> **Exercise materials**:
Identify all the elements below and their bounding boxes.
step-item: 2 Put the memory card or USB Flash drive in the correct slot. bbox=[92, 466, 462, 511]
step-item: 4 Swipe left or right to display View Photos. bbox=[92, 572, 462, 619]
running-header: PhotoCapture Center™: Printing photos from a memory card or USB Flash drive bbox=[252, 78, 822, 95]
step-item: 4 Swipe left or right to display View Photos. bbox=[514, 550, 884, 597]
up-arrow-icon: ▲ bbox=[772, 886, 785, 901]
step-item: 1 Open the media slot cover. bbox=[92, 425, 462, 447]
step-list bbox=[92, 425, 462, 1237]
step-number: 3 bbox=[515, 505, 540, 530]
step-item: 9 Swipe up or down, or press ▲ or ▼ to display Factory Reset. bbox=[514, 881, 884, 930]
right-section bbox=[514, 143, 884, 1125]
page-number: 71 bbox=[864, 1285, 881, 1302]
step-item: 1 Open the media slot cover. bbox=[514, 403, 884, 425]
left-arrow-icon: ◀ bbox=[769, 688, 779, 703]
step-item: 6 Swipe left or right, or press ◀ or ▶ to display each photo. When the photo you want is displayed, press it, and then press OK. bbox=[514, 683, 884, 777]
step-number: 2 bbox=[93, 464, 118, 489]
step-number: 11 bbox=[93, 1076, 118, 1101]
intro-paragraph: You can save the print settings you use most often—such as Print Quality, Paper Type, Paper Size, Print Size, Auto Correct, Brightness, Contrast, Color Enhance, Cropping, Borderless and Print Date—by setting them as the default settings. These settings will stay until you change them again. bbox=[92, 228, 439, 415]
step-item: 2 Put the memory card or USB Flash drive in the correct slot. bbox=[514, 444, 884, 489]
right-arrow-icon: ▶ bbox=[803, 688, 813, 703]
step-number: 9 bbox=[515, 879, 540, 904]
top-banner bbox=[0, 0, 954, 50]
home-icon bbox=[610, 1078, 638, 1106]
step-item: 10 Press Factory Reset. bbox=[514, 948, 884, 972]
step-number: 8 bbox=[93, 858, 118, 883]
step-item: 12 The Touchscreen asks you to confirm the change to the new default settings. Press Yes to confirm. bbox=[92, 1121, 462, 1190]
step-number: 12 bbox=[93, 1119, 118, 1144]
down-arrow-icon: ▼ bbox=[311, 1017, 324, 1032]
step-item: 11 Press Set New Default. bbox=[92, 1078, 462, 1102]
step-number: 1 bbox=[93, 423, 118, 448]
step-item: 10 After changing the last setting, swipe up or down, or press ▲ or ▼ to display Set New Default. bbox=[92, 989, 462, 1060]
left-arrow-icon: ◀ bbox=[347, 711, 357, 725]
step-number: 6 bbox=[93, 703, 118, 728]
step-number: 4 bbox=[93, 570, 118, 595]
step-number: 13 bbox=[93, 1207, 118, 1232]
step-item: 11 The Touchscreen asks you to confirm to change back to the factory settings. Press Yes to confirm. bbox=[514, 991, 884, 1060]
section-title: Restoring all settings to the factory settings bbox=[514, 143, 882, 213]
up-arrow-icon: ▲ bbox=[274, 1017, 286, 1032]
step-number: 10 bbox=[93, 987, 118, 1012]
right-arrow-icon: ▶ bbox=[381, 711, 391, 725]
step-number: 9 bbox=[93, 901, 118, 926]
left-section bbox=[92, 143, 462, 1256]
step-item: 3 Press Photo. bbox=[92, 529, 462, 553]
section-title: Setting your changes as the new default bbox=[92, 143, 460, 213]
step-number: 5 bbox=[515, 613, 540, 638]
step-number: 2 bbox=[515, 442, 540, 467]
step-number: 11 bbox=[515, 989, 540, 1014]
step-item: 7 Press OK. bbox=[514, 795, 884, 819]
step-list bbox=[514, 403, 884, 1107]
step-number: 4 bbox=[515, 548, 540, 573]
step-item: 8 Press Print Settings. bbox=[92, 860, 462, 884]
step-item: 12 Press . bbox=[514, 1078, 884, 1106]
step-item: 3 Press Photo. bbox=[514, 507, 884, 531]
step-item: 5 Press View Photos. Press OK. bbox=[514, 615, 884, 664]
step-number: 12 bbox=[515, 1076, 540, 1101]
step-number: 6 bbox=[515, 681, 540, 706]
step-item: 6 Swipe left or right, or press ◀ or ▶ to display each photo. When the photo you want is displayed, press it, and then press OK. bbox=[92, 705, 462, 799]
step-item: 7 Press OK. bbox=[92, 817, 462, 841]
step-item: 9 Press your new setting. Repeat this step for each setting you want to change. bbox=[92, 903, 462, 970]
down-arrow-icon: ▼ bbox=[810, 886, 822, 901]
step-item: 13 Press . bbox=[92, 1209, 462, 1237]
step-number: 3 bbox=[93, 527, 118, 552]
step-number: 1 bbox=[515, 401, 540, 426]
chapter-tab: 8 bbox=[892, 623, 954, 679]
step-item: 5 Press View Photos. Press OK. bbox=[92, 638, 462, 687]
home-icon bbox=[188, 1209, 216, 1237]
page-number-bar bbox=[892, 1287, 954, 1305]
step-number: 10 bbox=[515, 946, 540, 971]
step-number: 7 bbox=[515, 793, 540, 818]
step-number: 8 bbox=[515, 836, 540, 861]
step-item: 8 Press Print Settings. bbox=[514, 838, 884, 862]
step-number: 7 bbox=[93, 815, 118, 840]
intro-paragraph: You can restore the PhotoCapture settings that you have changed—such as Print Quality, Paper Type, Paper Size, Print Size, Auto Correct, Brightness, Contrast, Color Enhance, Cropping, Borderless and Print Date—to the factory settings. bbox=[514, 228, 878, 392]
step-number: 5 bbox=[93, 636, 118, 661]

> **Goal**: Identify every line of the data above that contains the word "your" and copy each of those lines in full.

> **Result**:
section-title: Setting your changes as the new default bbox=[92, 143, 460, 213]
step-item: 9 Press your new setting. Repeat this step for each setting you want to change. bbox=[92, 903, 462, 970]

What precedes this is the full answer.